■ **GIVEN EXERCISE**
Write the data out again in full, with no departure from the original.

Source records:
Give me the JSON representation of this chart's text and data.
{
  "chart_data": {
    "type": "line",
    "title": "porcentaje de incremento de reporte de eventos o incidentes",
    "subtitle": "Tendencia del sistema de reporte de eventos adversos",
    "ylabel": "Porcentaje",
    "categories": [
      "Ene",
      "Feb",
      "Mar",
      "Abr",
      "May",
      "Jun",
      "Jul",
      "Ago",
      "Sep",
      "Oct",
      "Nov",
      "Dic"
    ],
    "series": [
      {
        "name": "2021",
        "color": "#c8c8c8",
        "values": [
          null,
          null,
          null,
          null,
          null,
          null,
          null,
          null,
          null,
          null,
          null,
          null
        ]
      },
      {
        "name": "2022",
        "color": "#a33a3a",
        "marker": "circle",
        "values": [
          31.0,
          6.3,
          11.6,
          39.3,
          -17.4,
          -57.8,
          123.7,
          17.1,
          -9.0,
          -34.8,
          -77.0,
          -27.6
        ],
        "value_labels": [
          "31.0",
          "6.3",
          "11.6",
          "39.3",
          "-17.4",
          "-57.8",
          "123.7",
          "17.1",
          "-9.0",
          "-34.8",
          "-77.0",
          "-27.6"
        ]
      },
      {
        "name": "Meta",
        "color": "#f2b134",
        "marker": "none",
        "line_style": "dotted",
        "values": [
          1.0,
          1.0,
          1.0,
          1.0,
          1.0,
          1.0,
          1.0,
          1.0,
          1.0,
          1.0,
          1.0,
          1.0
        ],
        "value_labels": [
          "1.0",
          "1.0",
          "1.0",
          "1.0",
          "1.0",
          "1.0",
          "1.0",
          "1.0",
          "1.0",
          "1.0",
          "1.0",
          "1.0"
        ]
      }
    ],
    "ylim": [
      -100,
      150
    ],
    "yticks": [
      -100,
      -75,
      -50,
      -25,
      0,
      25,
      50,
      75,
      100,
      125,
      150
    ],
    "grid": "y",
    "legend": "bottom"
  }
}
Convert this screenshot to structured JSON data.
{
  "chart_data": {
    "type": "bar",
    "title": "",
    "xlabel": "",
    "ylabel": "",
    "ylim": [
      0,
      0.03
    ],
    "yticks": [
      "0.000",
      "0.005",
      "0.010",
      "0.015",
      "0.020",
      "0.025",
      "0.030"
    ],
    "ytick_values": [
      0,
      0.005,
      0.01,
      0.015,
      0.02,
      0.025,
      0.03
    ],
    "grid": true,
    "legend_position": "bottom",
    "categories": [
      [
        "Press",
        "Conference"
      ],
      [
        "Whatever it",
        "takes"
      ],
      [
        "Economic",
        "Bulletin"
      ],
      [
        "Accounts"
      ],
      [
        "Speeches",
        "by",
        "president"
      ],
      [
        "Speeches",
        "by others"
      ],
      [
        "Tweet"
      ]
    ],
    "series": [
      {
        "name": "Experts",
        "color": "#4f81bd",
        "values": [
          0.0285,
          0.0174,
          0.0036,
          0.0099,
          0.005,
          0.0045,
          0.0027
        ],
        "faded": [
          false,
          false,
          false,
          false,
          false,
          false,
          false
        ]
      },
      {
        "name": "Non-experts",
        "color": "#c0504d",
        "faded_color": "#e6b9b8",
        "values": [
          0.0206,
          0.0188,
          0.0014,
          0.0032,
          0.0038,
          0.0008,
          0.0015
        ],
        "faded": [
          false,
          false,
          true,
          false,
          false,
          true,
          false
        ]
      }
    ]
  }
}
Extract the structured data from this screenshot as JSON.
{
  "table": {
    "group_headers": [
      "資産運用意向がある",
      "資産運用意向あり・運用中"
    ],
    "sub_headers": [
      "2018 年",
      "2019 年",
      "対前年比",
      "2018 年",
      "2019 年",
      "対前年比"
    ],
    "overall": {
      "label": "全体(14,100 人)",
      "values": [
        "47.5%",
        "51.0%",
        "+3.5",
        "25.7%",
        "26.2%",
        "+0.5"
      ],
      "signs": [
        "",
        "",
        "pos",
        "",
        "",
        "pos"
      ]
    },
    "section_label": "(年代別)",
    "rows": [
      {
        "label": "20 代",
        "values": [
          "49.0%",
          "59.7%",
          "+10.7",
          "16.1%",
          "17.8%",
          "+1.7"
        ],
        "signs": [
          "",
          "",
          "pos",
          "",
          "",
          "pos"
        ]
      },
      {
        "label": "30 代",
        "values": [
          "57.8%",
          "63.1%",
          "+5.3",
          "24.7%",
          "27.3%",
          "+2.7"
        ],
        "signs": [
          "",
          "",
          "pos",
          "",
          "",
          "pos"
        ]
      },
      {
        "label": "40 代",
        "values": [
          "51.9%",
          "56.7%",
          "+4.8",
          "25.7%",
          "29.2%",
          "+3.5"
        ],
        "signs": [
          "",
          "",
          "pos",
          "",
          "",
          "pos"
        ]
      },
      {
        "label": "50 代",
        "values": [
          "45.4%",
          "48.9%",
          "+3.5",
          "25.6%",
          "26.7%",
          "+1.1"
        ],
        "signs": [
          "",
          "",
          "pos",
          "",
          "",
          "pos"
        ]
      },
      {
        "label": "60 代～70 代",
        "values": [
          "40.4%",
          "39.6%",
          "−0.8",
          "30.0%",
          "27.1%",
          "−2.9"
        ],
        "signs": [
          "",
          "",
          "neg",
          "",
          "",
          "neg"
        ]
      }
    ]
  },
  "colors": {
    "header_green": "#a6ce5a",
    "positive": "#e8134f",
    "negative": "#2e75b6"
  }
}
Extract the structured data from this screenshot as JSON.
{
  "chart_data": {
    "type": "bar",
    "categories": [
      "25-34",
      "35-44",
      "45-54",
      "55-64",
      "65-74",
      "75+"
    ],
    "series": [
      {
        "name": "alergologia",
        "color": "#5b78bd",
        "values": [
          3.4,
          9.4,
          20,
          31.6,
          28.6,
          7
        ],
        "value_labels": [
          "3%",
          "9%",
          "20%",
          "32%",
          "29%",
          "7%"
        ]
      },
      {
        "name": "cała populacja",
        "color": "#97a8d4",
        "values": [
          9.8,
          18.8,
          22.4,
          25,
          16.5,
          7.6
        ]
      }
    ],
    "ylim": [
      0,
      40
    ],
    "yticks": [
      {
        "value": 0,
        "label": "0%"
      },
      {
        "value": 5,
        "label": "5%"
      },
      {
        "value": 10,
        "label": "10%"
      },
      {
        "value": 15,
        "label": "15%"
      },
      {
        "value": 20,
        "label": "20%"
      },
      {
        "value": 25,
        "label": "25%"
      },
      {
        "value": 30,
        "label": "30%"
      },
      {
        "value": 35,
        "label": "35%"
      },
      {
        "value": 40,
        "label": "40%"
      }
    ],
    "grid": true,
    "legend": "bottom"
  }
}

■ **SOLUTION FOR THIS TASK**
Give me the JSON representation of this chart's text and data.
{
  "chart_data": {
    "type": "line",
    "title": "porcentaje de incremento de reporte de eventos o incidentes",
    "subtitle": "Tendencia del sistema de reporte de eventos adversos",
    "ylabel": "Porcentaje",
    "categories": [
      "Ene",
      "Feb",
      "Mar",
      "Abr",
      "May",
      "Jun",
      "Jul",
      "Ago",
      "Sep",
      "Oct",
      "Nov",
      "Dic"
    ],
    "series": [
      {
        "name": "2021",
        "color": "#c8c8c8",
        "values": [
          null,
          null,
          null,
          null,
          null,
          null,
          null,
          null,
          null,
          null,
          null,
          null
        ]
      },
      {
        "name": "2022",
        "color": "#a33a3a",
        "marker": "circle",
        "values": [
          31.0,
          6.3,
          11.6,
          39.3,
          -17.4,
          -57.8,
          123.7,
          17.1,
          -9.0,
          -34.8,
          -77.0,
          -27.6
        ],
        "value_labels": [
          "31.0",
          "6.3",
          "11.6",
          "39.3",
          "-17.4",
          "-57.8",
          "123.7",
          "17.1",
          "-9.0",
          "-34.8",
          "-77.0",
          "-27.6"
        ]
      },
      {
        "name": "Meta",
        "color": "#f2b134",
        "marker": "none",
        "line_style": "dotted",
        "values": [
          1.0,
          1.0,
          1.0,
          1.0,
          1.0,
          1.0,
          1.0,
          1.0,
          1.0,
          1.0,
          1.0,
          1.0
        ],
        "value_labels": [
          "1.0",
          "1.0",
          "1.0",
          "1.0",
          "1.0",
          "1.0",
          "1.0",
          "1.0",
          "1.0",
          "1.0",
          "1.0",
          "1.0"
        ]
      }
    ],
    "ylim": [
      -100,
      150
    ],
    "yticks": [
      -100,
      -75,
      -50,
      -25,
      0,
      25,
      50,
      75,
      100,
      125,
      150
    ],
    "grid": "y",
    "legend": "bottom"
  }
}
Convert this screenshot to structured JSON data.
{
  "chart_data": {
    "type": "bar",
    "title": "",
    "xlabel": "",
    "ylabel": "",
    "ylim": [
      0,
      0.03
    ],
    "yticks": [
      "0.000",
      "0.005",
      "0.010",
      "0.015",
      "0.020",
      "0.025",
      "0.030"
    ],
    "ytick_values": [
      0,
      0.005,
      0.01,
      0.015,
      0.02,
      0.025,
      0.03
    ],
    "grid": true,
    "legend_position": "bottom",
    "categories": [
      [
        "Press",
        "Conference"
      ],
      [
        "Whatever it",
        "takes"
      ],
      [
        "Economic",
        "Bulletin"
      ],
      [
        "Accounts"
      ],
      [
        "Speeches",
        "by",
        "president"
      ],
      [
        "Speeches",
        "by others"
      ],
      [
        "Tweet"
      ]
    ],
    "series": [
      {
        "name": "Experts",
        "color": "#4f81bd",
        "values": [
          0.0285,
          0.0174,
          0.0036,
          0.0099,
          0.005,
          0.0045,
          0.0027
        ],
        "faded": [
          false,
          false,
          false,
          false,
          false,
          false,
          false
        ]
      },
      {
        "name": "Non-experts",
        "color": "#c0504d",
        "faded_color": "#e6b9b8",
        "values": [
          0.0206,
          0.0188,
          0.0014,
          0.0032,
          0.0038,
          0.0008,
          0.0015
        ],
        "faded": [
          false,
          false,
          true,
          false,
          false,
          true,
          false
        ]
      }
    ]
  }
}
Extract the structured data from this screenshot as JSON.
{
  "table": {
    "group_headers": [
      "資産運用意向がある",
      "資産運用意向あり・運用中"
    ],
    "sub_headers": [
      "2018 年",
      "2019 年",
      "対前年比",
      "2018 年",
      "2019 年",
      "対前年比"
    ],
    "overall": {
      "label": "全体(14,100 人)",
      "values": [
        "47.5%",
        "51.0%",
        "+3.5",
        "25.7%",
        "26.2%",
        "+0.5"
      ],
      "signs": [
        "",
        "",
        "pos",
        "",
        "",
        "pos"
      ]
    },
    "section_label": "(年代別)",
    "rows": [
      {
        "label": "20 代",
        "values": [
          "49.0%",
          "59.7%",
          "+10.7",
          "16.1%",
          "17.8%",
          "+1.7"
        ],
        "signs": [
          "",
          "",
          "pos",
          "",
          "",
          "pos"
        ]
      },
      {
        "label": "30 代",
        "values": [
          "57.8%",
          "63.1%",
          "+5.3",
          "24.7%",
          "27.3%",
          "+2.7"
        ],
        "signs": [
          "",
          "",
          "pos",
          "",
          "",
          "pos"
        ]
      },
      {
        "label": "40 代",
        "values": [
          "51.9%",
          "56.7%",
          "+4.8",
          "25.7%",
          "29.2%",
          "+3.5"
        ],
        "signs": [
          "",
          "",
          "pos",
          "",
          "",
          "pos"
        ]
      },
      {
        "label": "50 代",
        "values": [
          "45.4%",
          "48.9%",
          "+3.5",
          "25.6%",
          "26.7%",
          "+1.1"
        ],
        "signs": [
          "",
          "",
          "pos",
          "",
          "",
          "pos"
        ]
      },
      {
        "label": "60 代～70 代",
        "values": [
          "40.4%",
          "39.6%",
          "−0.8",
          "30.0%",
          "27.1%",
          "−2.9"
        ],
        "signs": [
          "",
          "",
          "neg",
          "",
          "",
          "neg"
        ]
      }
    ]
  },
  "colors": {
    "header_green": "#a6ce5a",
    "positive": "#e8134f",
    "negative": "#2e75b6"
  }
}
Extract the structured data from this screenshot as JSON.
{
  "chart_data": {
    "type": "bar",
    "categories": [
      "25-34",
      "35-44",
      "45-54",
      "55-64",
      "65-74",
      "75+"
    ],
    "series": [
      {
        "name": "alergologia",
        "color": "#5b78bd",
        "values": [
          3.4,
          9.4,
          20,
          31.6,
          28.6,
          7
        ],
        "value_labels": [
          "3%",
          "9%",
          "20%",
          "32%",
          "29%",
          "7%"
        ]
      },
      {
        "name": "cała populacja",
        "color": "#97a8d4",
        "values": [
          9.8,
          18.8,
          22.4,
          25,
          16.5,
          7.6
        ]
      }
    ],
    "ylim": [
      0,
      40
    ],
    "yticks": [
      {
        "value": 0,
        "label": "0%"
      },
      {
        "value": 5,
        "label": "5%"
      },
      {
        "value": 10,
        "label": "10%"
      },
      {
        "value": 15,
        "label": "15%"
      },
      {
        "value": 20,
        "label": "20%"
      },
      {
        "value": 25,
        "label": "25%"
      },
      {
        "value": 30,
        "label": "30%"
      },
      {
        "value": 35,
        "label": "35%"
      },
      {
        "value": 40,
        "label": "40%"
      }
    ],
    "grid": true,
    "legend": "bottom"
  }
}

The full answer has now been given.